__What the task asks__. Pictures are not part of the copy; repeat everything else in the records exactly.

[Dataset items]
================

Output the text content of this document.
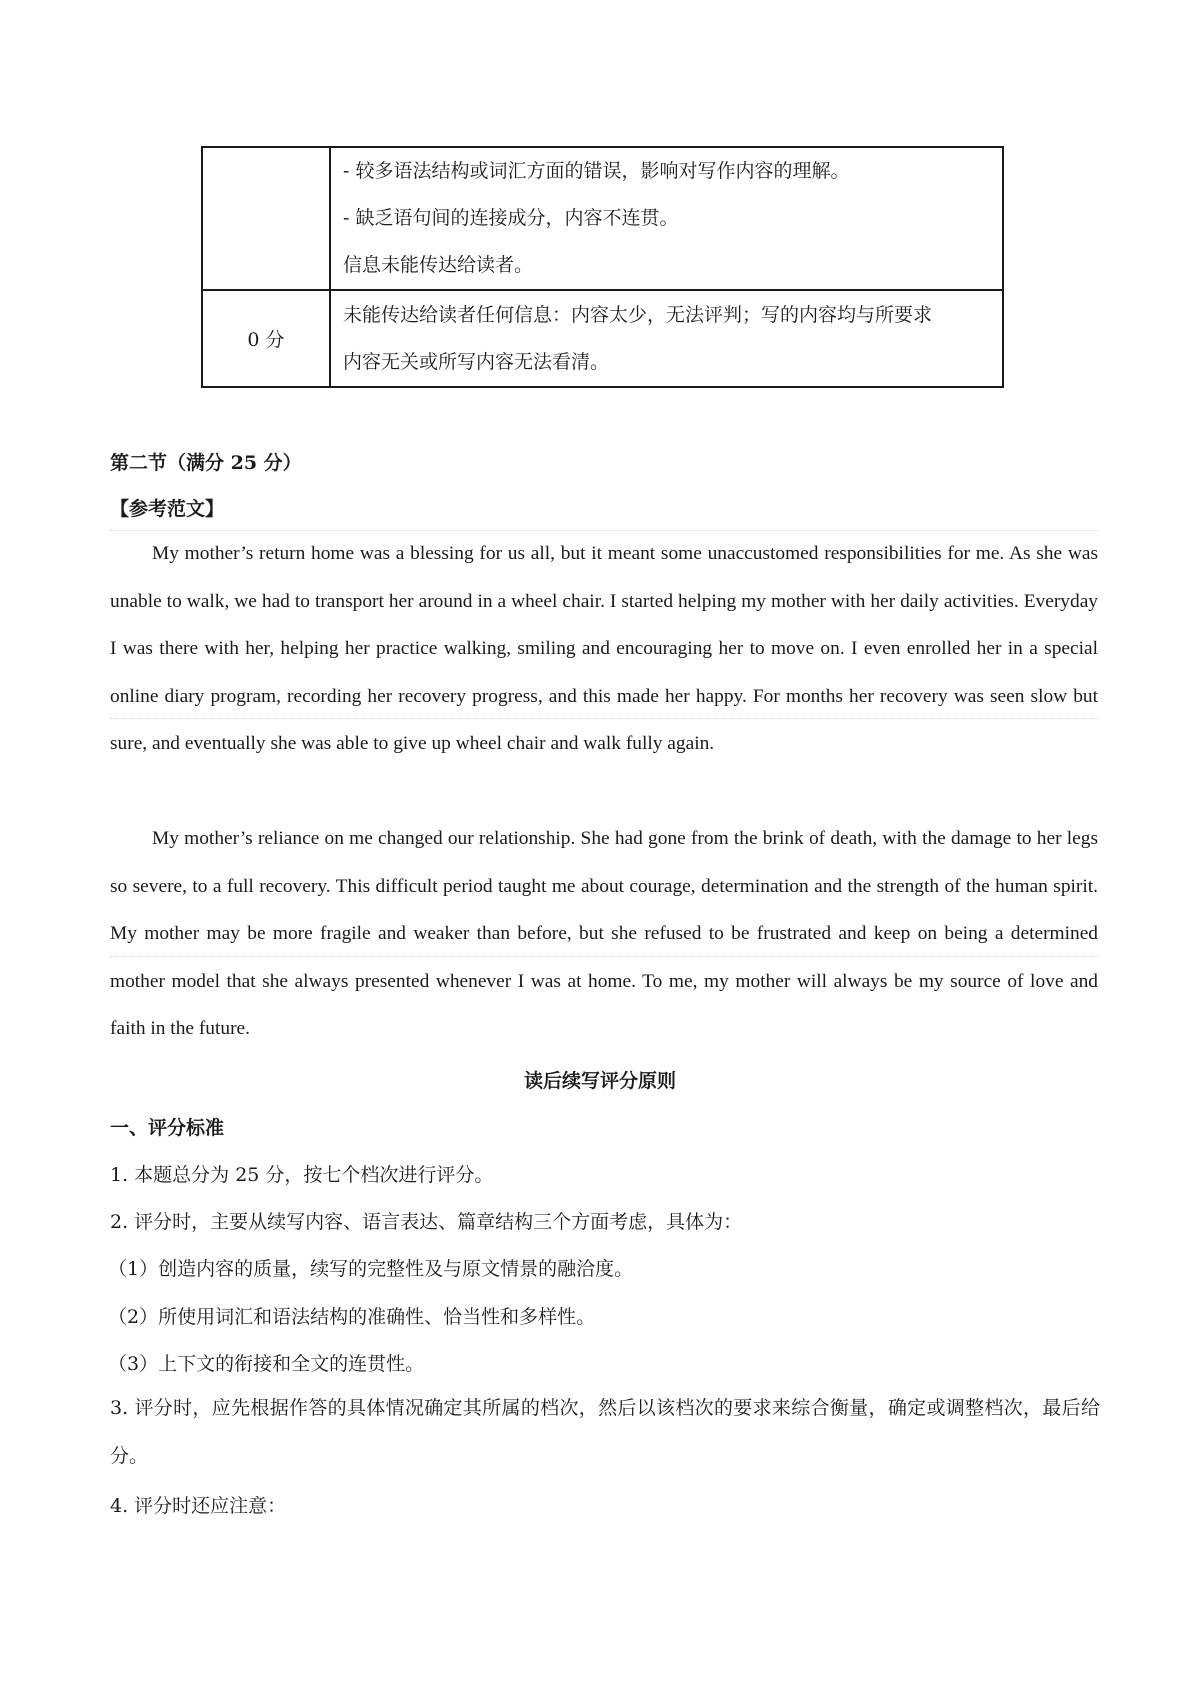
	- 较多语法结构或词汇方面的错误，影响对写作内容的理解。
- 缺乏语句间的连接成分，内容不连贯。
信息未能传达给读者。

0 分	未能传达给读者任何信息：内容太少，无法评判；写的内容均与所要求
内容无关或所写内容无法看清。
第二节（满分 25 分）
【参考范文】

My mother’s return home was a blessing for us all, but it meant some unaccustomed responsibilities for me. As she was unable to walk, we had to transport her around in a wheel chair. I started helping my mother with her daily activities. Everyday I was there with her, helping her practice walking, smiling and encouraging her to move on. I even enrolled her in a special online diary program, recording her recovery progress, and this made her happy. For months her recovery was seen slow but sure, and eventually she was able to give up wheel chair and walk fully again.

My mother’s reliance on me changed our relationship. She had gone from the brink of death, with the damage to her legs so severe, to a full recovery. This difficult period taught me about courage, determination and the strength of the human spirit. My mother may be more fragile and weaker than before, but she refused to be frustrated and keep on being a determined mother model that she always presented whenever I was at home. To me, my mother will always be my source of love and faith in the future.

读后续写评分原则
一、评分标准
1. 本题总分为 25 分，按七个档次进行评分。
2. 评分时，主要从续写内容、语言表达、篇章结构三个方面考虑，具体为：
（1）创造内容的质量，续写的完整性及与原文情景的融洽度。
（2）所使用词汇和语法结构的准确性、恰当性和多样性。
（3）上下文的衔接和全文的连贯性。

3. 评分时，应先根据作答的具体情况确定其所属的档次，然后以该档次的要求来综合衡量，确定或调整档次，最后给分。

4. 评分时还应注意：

================

__Answer to this task__.
Output the text content of this document.
	- 较多语法结构或词汇方面的错误，影响对写作内容的理解。
- 缺乏语句间的连接成分，内容不连贯。
信息未能传达给读者。

0 分	未能传达给读者任何信息：内容太少，无法评判；写的内容均与所要求
内容无关或所写内容无法看清。
第二节（满分 25 分）
【参考范文】

My mother’s return home was a blessing for us all, but it meant some unaccustomed responsibilities for me. As she was unable to walk, we had to transport her around in a wheel chair. I started helping my mother with her daily activities. Everyday I was there with her, helping her practice walking, smiling and encouraging her to move on. I even enrolled her in a special online diary program, recording her recovery progress, and this made her happy. For months her recovery was seen slow but sure, and eventually she was able to give up wheel chair and walk fully again.

My mother’s reliance on me changed our relationship. She had gone from the brink of death, with the damage to her legs so severe, to a full recovery. This difficult period taught me about courage, determination and the strength of the human spirit. My mother may be more fragile and weaker than before, but she refused to be frustrated and keep on being a determined mother model that she always presented whenever I was at home. To me, my mother will always be my source of love and faith in the future.

读后续写评分原则
一、评分标准
1. 本题总分为 25 分，按七个档次进行评分。
2. 评分时，主要从续写内容、语言表达、篇章结构三个方面考虑，具体为：
（1）创造内容的质量，续写的完整性及与原文情景的融洽度。
（2）所使用词汇和语法结构的准确性、恰当性和多样性。
（3）上下文的衔接和全文的连贯性。

3. 评分时，应先根据作答的具体情况确定其所属的档次，然后以该档次的要求来综合衡量，确定或调整档次，最后给分。

4. 评分时还应注意：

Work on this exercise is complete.